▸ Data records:
--- --- ---

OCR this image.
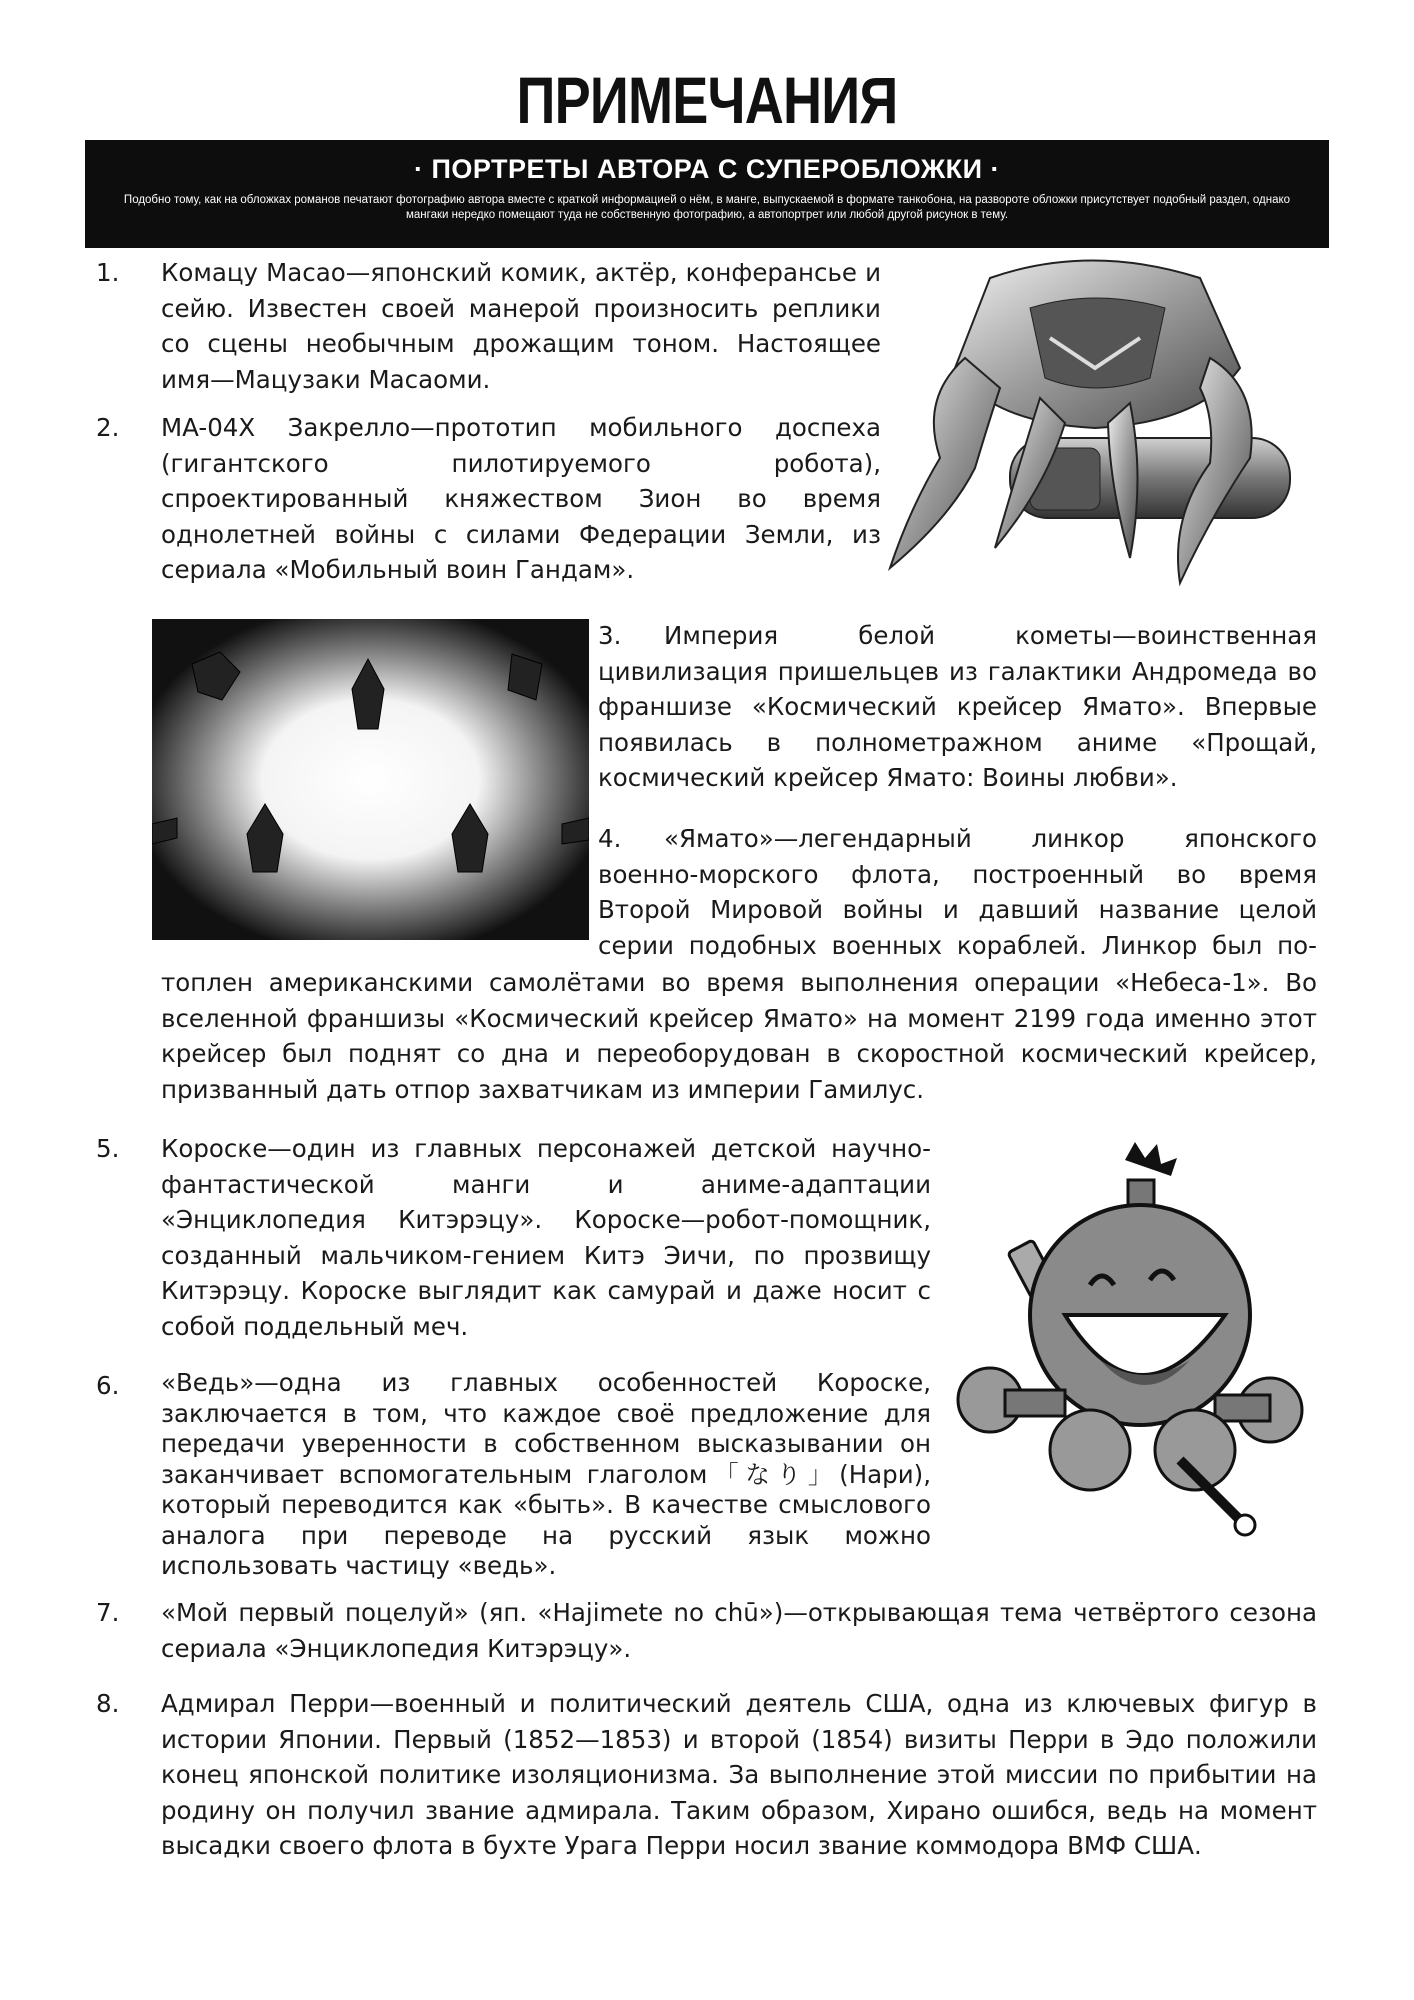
ПРИМЕЧАНИЯ
· ПОРТРЕТЫ АВТОРА С СУПЕРОБЛОЖКИ ·
Подобно тому, как на обложках романов печатают фотографию автора вместе с краткой информацией о нём, в манге, выпускаемой в формате танкобона, на развороте обложки присутствует подобный раздел, однако мангаки нередко помещают туда не собственную фотографию, а автопортрет или любой другой рисунок в тему.
1. Комацу Масао—японский комик, актёр, конферансье и сейю. Известен своей манерой произносить реплики со сцены необычным дрожащим тоном. Настоящее имя—Мацузаки Масаоми.

2. MA-04X Закрелло—прототип мобильного доспеха (гигантского пилотируемого робота), спроектированный княжеством Зион во время однолетней войны с силами Федерации Земли, из сериала «Мобильный воин Гандам».

3.	Империя белой кометы—воинственная цивилизация пришельцев из галактики Андромеда во франшизе «Космический крейсер Ямато». Впервые появилась в полнометражном аниме «Прощай, космический крейсер Ямато: Воины любви».

4.	«Ямато»—легендарный линкор японского военно-морского флота, построенный во время Второй Мировой войны и давший название целой серии подобных военных кораблей. Линкор был по-

топлен американскими самолётами во время выполнения операции «Небеса-1». Во вселенной франшизы «Космический крейсер Ямато» на момент 2199 года именно этот крейсер был поднят со дна и переоборудован в скоростной космический крейсер, призванный дать отпор захватчикам из империи Гамилус.

5. Короске—один из главных персонажей детской научно-фантастической манги и аниме-адаптации «Энциклопедия Китэрэцу». Короске—робот-помощник, созданный мальчиком-гением Китэ Эичи, по прозвищу Китэрэцу. Короске выглядит как самурай и даже носит с собой поддельный меч.

6. «Ведь»—одна из главных особенностей Короске, заключается в том, что каждое своё предложение для передачи уверенности в собственном высказывании он заканчивает вспомогательным глаголом「なり」(Нари), который переводится как «быть». В качестве смыслового аналога при переводе на русский язык можно использовать частицу «ведь».

7. «Мой первый поцелуй» (яп. «Hajimete no chū»)—открывающая тема четвёртого сезона сериала «Энциклопедия Китэрэцу».

8. Адмирал Перри—военный и политический деятель США, одна из ключевых фигур в истории Японии. Первый (1852—1853) и второй (1854) визиты Перри в Эдо положили конец японской политике изоляционизма. За выполнение этой миссии по прибытии на родину он получил звание адмирала. Таким образом, Хирано ошибся, ведь на момент высадки своего флота в бухте Урага Перри носил звание коммодора ВМФ США.
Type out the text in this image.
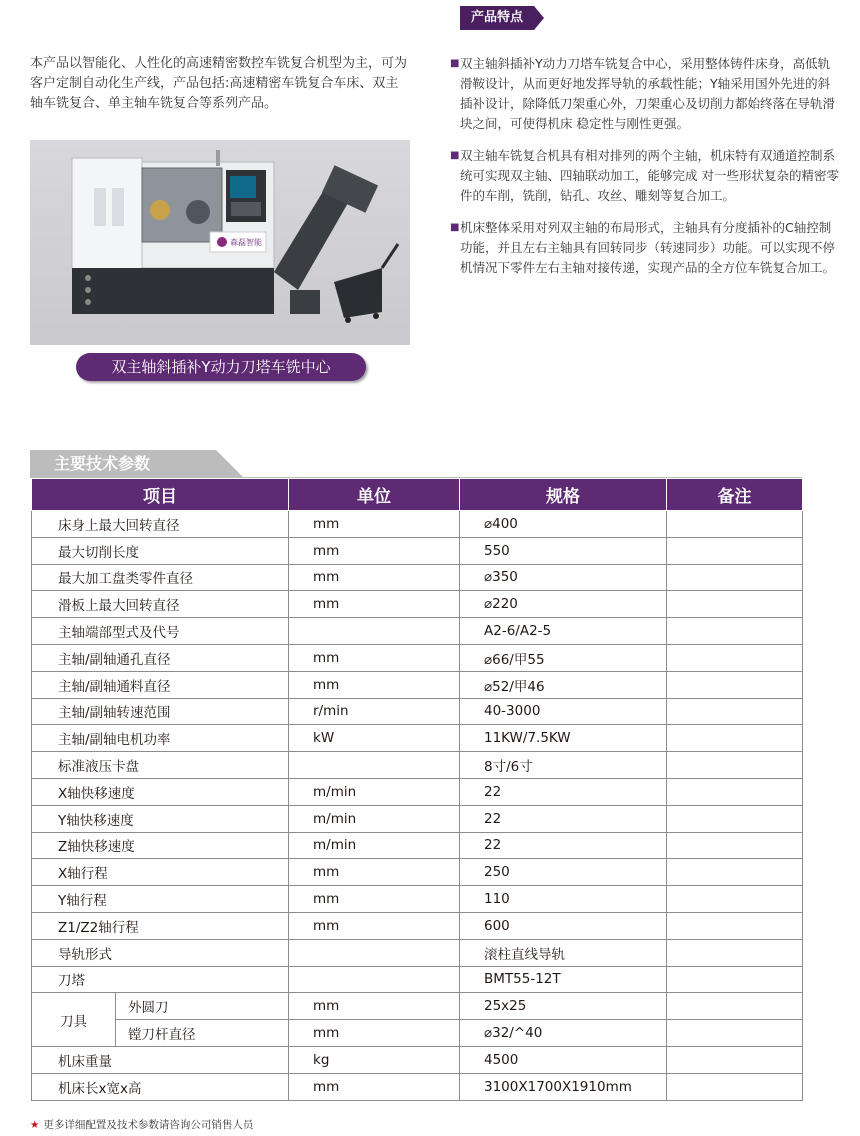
本产品以智能化、人性化的高速精密数控车铣复合机型为主，可为客户定制自动化生产线，产品包括:高速精密车铣复合车床、双主轴车铣复合、单主轴车铣复合等系列产品。
森磊智能
双主轴斜插补Y动力刀塔车铣中心
产品特点
■ 双主轴斜插补Y动力刀塔车铣复合中心，采用整体铸件床身，高低轨滑鞍设计，从而更好地发挥导轨的承载性能；Y轴采用国外先进的斜插补设计，除降低刀架重心外，刀架重心及切削力都始终落在导轨滑块之间，可使得机床 稳定性与刚性更强。
■ 双主轴车铣复合机具有相对排列的两个主轴，机床特有双通道控制系统可实现双主轴、四轴联动加工，能够完成 对一些形状复杂的精密零件的车削，铣削，钻孔、攻丝、雕刻等复合加工。
■ 机床整体采用对列双主轴的布局形式，主轴具有分度插补的C轴控制功能，并且左右主轴具有回转同步（转速同步）功能。可以实现不停机情况下零件左右主轴对接传递，实现产品的全方位车铣复合加工。
主要技术参数
项目		单位	规格	备注
床身上最大回转直径		mm	⌀400	
最大切削长度		mm	550	
最大加工盘类零件直径		mm	⌀350	
滑板上最大回转直径		mm	⌀220	
主轴端部型式及代号			A2-6/A2-5	
主轴/副轴通孔直径		mm	⌀66/甲55	
主轴/副轴通料直径		mm	⌀52/甲46	
主轴/副轴转速范围		r/min	40-3000	
主轴/副轴电机功率		kW	11KW/7.5KW	
标准液压卡盘			8寸/6寸	
X轴快移速度		m/min	22	
Y轴快移速度		m/min	22	
Z轴快移速度		m/min	22	
X轴行程		mm	250	
Y轴行程		mm	110	
Z1/Z2轴行程		mm	600	
导轨形式			滚柱直线导轨	
刀塔			BMT55-12T	
刀具	外圆刀	mm	25x25	
	镗刀杆直径	mm	⌀32/^40	
机床重量		kg	4500	
机床长x宽x高		mm	3100X1700X1910mm	
★ 更多详细配置及技术参数请咨询公司销售人员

--- --- ---

▸ Given exercise: Exclude the images and reproduce the remaining data exactly.

▸ Answer to the task:
OCR this image.
ПРИМЕЧАНИЯ
· ПОРТРЕТЫ АВТОРА С СУПЕРОБЛОЖКИ ·
Подобно тому, как на обложках романов печатают фотографию автора вместе с краткой информацией о нём, в манге, выпускаемой в формате танкобона, на развороте обложки присутствует подобный раздел, однако мангаки нередко помещают туда не собственную фотографию, а автопортрет или любой другой рисунок в тему.
1. Комацу Масао—японский комик, актёр, конферансье и сейю. Известен своей манерой произносить реплики со сцены необычным дрожащим тоном. Настоящее имя—Мацузаки Масаоми.

2. MA-04X Закрелло—прототип мобильного доспеха (гигантского пилотируемого робота), спроектированный княжеством Зион во время однолетней войны с силами Федерации Земли, из сериала «Мобильный воин Гандам».

3.	Империя белой кометы—воинственная цивилизация пришельцев из галактики Андромеда во франшизе «Космический крейсер Ямато». Впервые появилась в полнометражном аниме «Прощай, космический крейсер Ямато: Воины любви».

4.	«Ямато»—легендарный линкор японского военно-морского флота, построенный во время Второй Мировой войны и давший название целой серии подобных военных кораблей. Линкор был по-

топлен американскими самолётами во время выполнения операции «Небеса-1». Во вселенной франшизы «Космический крейсер Ямато» на момент 2199 года именно этот крейсер был поднят со дна и переоборудован в скоростной космический крейсер, призванный дать отпор захватчикам из империи Гамилус.

5. Короске—один из главных персонажей детской научно-фантастической манги и аниме-адаптации «Энциклопедия Китэрэцу». Короске—робот-помощник, созданный мальчиком-гением Китэ Эичи, по прозвищу Китэрэцу. Короске выглядит как самурай и даже носит с собой поддельный меч.

6. «Ведь»—одна из главных особенностей Короске, заключается в том, что каждое своё предложение для передачи уверенности в собственном высказывании он заканчивает вспомогательным глаголом「なり」(Нари), который переводится как «быть». В качестве смыслового аналога при переводе на русский язык можно использовать частицу «ведь».

7. «Мой первый поцелуй» (яп. «Hajimete no chū»)—открывающая тема четвёртого сезона сериала «Энциклопедия Китэрэцу».

8. Адмирал Перри—военный и политический деятель США, одна из ключевых фигур в истории Японии. Первый (1852—1853) и второй (1854) визиты Перри в Эдо положили конец японской политике изоляционизма. За выполнение этой миссии по прибытии на родину он получил звание адмирала. Таким образом, Хирано ошибся, ведь на момент высадки своего флота в бухте Урага Перри носил звание коммодора ВМФ США.
Type out the text in this image.
本产品以智能化、人性化的高速精密数控车铣复合机型为主，可为客户定制自动化生产线，产品包括:高速精密车铣复合车床、双主轴车铣复合、单主轴车铣复合等系列产品。
森磊智能
双主轴斜插补Y动力刀塔车铣中心
产品特点
■ 双主轴斜插补Y动力刀塔车铣复合中心，采用整体铸件床身，高低轨滑鞍设计，从而更好地发挥导轨的承载性能；Y轴采用国外先进的斜插补设计，除降低刀架重心外，刀架重心及切削力都始终落在导轨滑块之间，可使得机床 稳定性与刚性更强。
■ 双主轴车铣复合机具有相对排列的两个主轴，机床特有双通道控制系统可实现双主轴、四轴联动加工，能够完成 对一些形状复杂的精密零件的车削，铣削，钻孔、攻丝、雕刻等复合加工。
■ 机床整体采用对列双主轴的布局形式，主轴具有分度插补的C轴控制功能，并且左右主轴具有回转同步（转速同步）功能。可以实现不停机情况下零件左右主轴对接传递，实现产品的全方位车铣复合加工。
主要技术参数
项目		单位	规格	备注
床身上最大回转直径		mm	⌀400	
最大切削长度		mm	550	
最大加工盘类零件直径		mm	⌀350	
滑板上最大回转直径		mm	⌀220	
主轴端部型式及代号			A2-6/A2-5	
主轴/副轴通孔直径		mm	⌀66/甲55	
主轴/副轴通料直径		mm	⌀52/甲46	
主轴/副轴转速范围		r/min	40-3000	
主轴/副轴电机功率		kW	11KW/7.5KW	
标准液压卡盘			8寸/6寸	
X轴快移速度		m/min	22	
Y轴快移速度		m/min	22	
Z轴快移速度		m/min	22	
X轴行程		mm	250	
Y轴行程		mm	110	
Z1/Z2轴行程		mm	600	
导轨形式			滚柱直线导轨	
刀塔			BMT55-12T	
刀具	外圆刀	mm	25x25	
	镗刀杆直径	mm	⌀32/^40	
机床重量		kg	4500	
机床长x宽x高		mm	3100X1700X1910mm	
★ 更多详细配置及技术参数请咨询公司销售人员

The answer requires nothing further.